-- begin Information given --

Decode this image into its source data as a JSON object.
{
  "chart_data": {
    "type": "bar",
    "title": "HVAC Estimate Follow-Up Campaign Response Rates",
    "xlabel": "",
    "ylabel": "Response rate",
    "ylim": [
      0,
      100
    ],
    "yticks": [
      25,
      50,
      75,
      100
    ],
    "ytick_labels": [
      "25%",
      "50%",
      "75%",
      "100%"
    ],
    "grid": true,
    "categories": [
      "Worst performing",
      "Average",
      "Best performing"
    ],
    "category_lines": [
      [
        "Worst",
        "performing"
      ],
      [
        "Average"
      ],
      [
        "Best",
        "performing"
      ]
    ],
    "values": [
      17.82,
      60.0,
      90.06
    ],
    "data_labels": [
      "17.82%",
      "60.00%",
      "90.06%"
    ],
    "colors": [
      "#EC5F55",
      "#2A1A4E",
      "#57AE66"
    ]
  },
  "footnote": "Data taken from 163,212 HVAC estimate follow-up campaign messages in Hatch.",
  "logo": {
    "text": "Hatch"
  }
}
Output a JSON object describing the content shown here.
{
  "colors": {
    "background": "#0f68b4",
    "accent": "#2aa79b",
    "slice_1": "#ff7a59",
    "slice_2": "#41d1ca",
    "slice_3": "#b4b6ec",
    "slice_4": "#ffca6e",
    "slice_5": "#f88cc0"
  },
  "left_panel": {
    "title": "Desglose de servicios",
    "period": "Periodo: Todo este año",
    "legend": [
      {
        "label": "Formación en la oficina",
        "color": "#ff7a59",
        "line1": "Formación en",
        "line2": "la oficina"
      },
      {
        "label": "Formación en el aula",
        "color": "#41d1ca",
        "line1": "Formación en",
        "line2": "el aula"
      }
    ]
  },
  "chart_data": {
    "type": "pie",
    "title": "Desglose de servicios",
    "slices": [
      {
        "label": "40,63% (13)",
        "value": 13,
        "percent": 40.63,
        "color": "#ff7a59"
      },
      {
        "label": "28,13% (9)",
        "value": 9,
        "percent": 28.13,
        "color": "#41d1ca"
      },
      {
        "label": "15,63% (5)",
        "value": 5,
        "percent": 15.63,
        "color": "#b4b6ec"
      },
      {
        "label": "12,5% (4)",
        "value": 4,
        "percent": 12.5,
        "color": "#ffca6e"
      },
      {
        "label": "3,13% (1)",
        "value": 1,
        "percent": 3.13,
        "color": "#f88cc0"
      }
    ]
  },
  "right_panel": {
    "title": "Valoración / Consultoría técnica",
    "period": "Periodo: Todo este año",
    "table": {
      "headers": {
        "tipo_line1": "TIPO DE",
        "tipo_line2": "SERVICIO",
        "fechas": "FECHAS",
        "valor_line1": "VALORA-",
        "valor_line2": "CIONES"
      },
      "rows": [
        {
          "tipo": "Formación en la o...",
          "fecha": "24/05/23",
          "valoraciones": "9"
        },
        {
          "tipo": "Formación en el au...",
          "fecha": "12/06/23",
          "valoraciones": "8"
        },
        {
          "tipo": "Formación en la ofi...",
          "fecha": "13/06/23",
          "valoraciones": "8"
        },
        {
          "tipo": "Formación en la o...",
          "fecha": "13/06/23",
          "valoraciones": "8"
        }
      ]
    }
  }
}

-- end Information given --

* _Problem_
Transcribe the records above exactly as they appear.

* _Expected answer_
Decode this image into its source data as a JSON object.
{
  "chart_data": {
    "type": "bar",
    "title": "HVAC Estimate Follow-Up Campaign Response Rates",
    "xlabel": "",
    "ylabel": "Response rate",
    "ylim": [
      0,
      100
    ],
    "yticks": [
      25,
      50,
      75,
      100
    ],
    "ytick_labels": [
      "25%",
      "50%",
      "75%",
      "100%"
    ],
    "grid": true,
    "categories": [
      "Worst performing",
      "Average",
      "Best performing"
    ],
    "category_lines": [
      [
        "Worst",
        "performing"
      ],
      [
        "Average"
      ],
      [
        "Best",
        "performing"
      ]
    ],
    "values": [
      17.82,
      60.0,
      90.06
    ],
    "data_labels": [
      "17.82%",
      "60.00%",
      "90.06%"
    ],
    "colors": [
      "#EC5F55",
      "#2A1A4E",
      "#57AE66"
    ]
  },
  "footnote": "Data taken from 163,212 HVAC estimate follow-up campaign messages in Hatch.",
  "logo": {
    "text": "Hatch"
  }
}
Output a JSON object describing the content shown here.
{
  "colors": {
    "background": "#0f68b4",
    "accent": "#2aa79b",
    "slice_1": "#ff7a59",
    "slice_2": "#41d1ca",
    "slice_3": "#b4b6ec",
    "slice_4": "#ffca6e",
    "slice_5": "#f88cc0"
  },
  "left_panel": {
    "title": "Desglose de servicios",
    "period": "Periodo: Todo este año",
    "legend": [
      {
        "label": "Formación en la oficina",
        "color": "#ff7a59",
        "line1": "Formación en",
        "line2": "la oficina"
      },
      {
        "label": "Formación en el aula",
        "color": "#41d1ca",
        "line1": "Formación en",
        "line2": "el aula"
      }
    ]
  },
  "chart_data": {
    "type": "pie",
    "title": "Desglose de servicios",
    "slices": [
      {
        "label": "40,63% (13)",
        "value": 13,
        "percent": 40.63,
        "color": "#ff7a59"
      },
      {
        "label": "28,13% (9)",
        "value": 9,
        "percent": 28.13,
        "color": "#41d1ca"
      },
      {
        "label": "15,63% (5)",
        "value": 5,
        "percent": 15.63,
        "color": "#b4b6ec"
      },
      {
        "label": "12,5% (4)",
        "value": 4,
        "percent": 12.5,
        "color": "#ffca6e"
      },
      {
        "label": "3,13% (1)",
        "value": 1,
        "percent": 3.13,
        "color": "#f88cc0"
      }
    ]
  },
  "right_panel": {
    "title": "Valoración / Consultoría técnica",
    "period": "Periodo: Todo este año",
    "table": {
      "headers": {
        "tipo_line1": "TIPO DE",
        "tipo_line2": "SERVICIO",
        "fechas": "FECHAS",
        "valor_line1": "VALORA-",
        "valor_line2": "CIONES"
      },
      "rows": [
        {
          "tipo": "Formación en la o...",
          "fecha": "24/05/23",
          "valoraciones": "9"
        },
        {
          "tipo": "Formación en el au...",
          "fecha": "12/06/23",
          "valoraciones": "8"
        },
        {
          "tipo": "Formación en la ofi...",
          "fecha": "13/06/23",
          "valoraciones": "8"
        },
        {
          "tipo": "Formación en la o...",
          "fecha": "13/06/23",
          "valoraciones": "8"
        }
      ]
    }
  }
}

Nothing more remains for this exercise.